*STATED TASK:*
Tally the lines in the following entries that contain the string "below", and state only that number.

*DATA FOR THIS EXERCISE:*
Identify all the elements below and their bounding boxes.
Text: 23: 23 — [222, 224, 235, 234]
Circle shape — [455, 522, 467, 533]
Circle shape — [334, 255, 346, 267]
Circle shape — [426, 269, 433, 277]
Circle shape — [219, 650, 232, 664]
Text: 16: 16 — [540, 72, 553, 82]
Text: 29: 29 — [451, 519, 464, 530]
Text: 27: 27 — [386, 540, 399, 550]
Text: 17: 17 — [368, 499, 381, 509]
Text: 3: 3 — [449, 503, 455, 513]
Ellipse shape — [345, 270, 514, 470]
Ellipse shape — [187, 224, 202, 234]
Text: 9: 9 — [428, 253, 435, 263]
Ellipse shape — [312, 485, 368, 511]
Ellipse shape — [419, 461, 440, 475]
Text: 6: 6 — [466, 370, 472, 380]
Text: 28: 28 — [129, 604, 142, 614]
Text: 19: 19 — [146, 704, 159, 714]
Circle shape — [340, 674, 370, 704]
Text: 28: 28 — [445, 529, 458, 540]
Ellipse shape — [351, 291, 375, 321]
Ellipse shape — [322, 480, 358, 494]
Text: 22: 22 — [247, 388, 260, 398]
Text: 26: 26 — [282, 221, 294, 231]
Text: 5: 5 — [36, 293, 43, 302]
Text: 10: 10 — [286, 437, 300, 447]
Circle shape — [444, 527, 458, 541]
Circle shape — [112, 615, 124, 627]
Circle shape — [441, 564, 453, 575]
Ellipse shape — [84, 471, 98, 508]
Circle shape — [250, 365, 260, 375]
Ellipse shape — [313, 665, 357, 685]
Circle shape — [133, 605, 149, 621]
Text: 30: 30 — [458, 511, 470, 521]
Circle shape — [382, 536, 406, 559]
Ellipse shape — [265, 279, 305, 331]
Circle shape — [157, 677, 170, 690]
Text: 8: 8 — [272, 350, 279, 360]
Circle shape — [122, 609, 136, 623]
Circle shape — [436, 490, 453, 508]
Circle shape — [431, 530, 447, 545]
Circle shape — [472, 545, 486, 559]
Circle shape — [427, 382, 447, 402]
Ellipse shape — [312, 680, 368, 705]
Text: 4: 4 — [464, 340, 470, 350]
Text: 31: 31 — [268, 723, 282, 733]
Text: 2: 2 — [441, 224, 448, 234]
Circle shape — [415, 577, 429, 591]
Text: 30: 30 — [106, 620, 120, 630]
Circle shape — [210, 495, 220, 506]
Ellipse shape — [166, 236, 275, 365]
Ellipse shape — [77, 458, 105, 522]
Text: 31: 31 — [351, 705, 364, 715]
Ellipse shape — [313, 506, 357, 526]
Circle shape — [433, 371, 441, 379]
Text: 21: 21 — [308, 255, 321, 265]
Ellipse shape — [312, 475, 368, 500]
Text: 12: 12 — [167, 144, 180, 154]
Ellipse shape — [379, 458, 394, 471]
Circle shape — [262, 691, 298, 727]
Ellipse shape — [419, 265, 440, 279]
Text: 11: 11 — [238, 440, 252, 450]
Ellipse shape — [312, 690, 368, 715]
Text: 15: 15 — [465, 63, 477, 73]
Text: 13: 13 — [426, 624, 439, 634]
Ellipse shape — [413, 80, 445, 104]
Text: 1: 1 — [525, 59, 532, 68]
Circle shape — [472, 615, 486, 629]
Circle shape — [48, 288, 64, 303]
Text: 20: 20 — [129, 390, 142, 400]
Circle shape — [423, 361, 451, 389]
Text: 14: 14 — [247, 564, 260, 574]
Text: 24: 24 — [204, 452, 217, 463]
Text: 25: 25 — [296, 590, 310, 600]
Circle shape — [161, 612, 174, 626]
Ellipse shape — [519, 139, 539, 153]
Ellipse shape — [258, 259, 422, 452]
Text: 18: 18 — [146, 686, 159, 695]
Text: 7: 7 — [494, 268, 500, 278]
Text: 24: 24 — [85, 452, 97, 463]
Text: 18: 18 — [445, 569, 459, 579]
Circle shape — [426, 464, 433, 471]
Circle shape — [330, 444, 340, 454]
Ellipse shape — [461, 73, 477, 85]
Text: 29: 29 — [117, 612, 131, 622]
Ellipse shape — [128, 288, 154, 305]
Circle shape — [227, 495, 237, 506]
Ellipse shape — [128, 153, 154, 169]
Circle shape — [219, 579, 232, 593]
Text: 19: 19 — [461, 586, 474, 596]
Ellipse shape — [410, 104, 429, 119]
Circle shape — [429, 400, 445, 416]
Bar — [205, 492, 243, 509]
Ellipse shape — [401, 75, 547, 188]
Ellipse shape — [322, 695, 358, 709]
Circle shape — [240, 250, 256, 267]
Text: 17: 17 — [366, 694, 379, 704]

*EXERCISE OUTPUT:*
1